◆ WHAT TO DO
Wherever "Pareto" appears in a line, copy that line.

━━━ GIVEN DATA

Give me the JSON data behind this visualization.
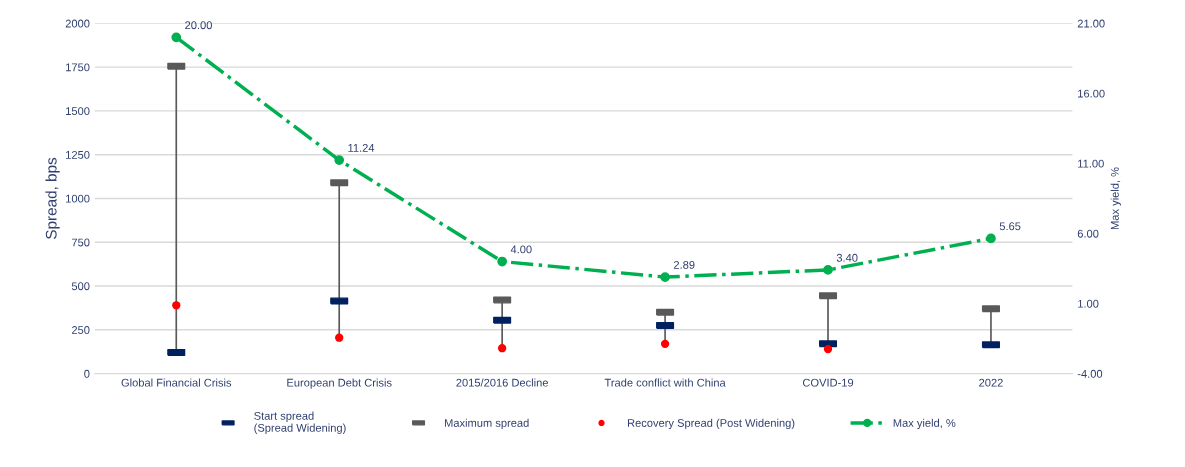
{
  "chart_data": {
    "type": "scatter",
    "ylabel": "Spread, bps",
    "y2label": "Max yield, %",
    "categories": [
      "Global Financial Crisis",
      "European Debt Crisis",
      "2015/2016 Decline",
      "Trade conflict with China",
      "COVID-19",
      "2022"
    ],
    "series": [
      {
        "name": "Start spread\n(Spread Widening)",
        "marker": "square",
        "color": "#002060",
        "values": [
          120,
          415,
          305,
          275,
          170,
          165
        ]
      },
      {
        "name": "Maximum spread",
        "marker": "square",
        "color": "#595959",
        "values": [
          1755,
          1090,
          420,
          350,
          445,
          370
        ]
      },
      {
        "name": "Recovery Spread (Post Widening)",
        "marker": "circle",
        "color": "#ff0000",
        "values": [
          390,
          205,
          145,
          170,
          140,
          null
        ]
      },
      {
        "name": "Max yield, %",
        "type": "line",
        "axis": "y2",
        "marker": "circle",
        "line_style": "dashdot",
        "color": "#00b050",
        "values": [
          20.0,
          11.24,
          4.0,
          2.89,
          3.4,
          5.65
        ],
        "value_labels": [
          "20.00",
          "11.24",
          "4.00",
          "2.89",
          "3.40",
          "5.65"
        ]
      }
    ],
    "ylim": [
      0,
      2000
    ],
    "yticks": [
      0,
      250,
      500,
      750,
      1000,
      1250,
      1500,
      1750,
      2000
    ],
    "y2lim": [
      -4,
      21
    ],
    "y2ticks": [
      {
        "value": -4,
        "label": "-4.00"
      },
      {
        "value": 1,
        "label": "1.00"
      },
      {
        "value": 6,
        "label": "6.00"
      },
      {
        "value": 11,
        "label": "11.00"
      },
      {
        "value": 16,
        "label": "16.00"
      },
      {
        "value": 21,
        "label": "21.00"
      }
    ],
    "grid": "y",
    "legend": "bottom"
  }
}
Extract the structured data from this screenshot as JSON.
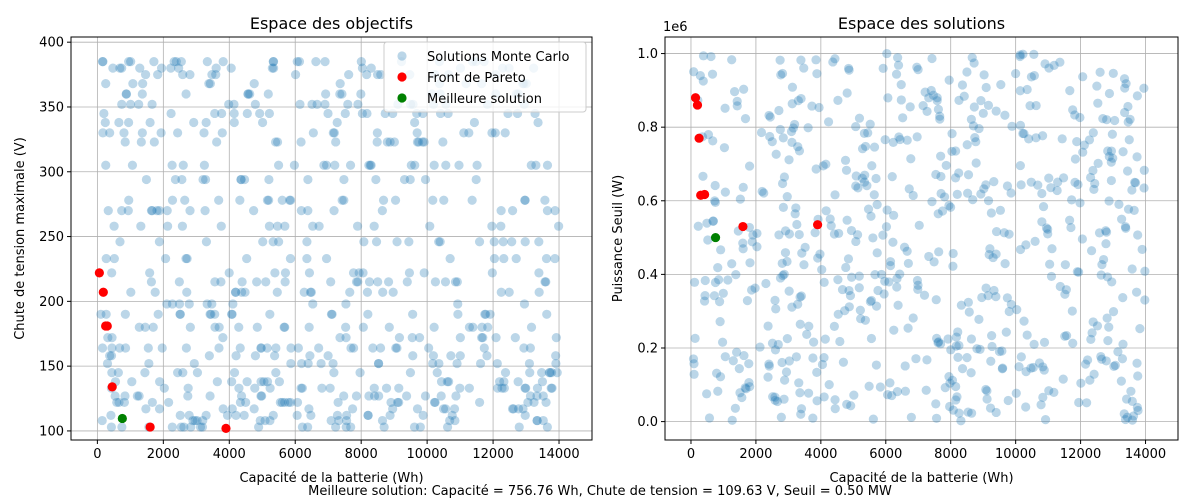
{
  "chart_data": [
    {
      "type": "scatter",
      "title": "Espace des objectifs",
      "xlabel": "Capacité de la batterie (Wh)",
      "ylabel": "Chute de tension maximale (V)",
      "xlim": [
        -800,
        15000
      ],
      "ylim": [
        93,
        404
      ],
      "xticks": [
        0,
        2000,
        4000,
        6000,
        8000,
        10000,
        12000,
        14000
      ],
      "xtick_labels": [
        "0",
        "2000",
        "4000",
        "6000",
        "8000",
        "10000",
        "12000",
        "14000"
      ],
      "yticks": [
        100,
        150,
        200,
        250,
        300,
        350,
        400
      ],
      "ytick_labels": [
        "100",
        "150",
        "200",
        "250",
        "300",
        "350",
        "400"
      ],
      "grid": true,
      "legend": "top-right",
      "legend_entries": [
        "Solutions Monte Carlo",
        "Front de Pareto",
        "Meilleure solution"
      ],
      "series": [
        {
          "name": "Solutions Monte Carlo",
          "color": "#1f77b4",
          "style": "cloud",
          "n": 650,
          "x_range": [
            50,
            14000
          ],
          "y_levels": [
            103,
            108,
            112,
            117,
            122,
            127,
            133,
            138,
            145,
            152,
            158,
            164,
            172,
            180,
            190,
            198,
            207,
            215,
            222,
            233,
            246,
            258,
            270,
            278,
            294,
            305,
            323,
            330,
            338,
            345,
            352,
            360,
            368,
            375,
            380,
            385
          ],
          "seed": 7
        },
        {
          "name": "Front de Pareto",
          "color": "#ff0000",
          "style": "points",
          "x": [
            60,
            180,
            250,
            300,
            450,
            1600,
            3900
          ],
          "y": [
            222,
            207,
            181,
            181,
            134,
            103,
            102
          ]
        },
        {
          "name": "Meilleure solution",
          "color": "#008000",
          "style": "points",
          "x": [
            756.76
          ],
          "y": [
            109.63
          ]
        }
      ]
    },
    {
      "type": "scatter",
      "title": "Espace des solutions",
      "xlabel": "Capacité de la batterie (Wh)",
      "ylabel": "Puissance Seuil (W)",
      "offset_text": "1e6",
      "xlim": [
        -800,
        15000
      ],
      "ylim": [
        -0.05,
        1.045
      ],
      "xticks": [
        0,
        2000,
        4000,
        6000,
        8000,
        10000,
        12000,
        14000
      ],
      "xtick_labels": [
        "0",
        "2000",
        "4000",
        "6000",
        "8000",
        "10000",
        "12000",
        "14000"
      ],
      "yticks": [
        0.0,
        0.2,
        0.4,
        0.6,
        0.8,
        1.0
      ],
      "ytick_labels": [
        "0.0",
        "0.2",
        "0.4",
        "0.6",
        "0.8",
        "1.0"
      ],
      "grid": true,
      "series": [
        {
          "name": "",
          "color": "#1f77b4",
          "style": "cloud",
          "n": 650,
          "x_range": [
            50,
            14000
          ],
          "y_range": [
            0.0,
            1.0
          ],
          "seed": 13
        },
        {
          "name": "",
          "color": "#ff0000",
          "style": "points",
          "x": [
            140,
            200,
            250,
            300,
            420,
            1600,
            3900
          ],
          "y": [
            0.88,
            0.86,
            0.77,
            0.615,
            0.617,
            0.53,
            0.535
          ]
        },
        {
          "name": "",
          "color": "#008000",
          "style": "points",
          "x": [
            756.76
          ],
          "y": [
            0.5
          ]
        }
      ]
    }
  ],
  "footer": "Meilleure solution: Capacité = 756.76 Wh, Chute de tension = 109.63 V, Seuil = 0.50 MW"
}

━━━━━━

◆ ANSWER TO THIS PROBLEM
        "Front de Pareto",
          "name": "Front de Pareto",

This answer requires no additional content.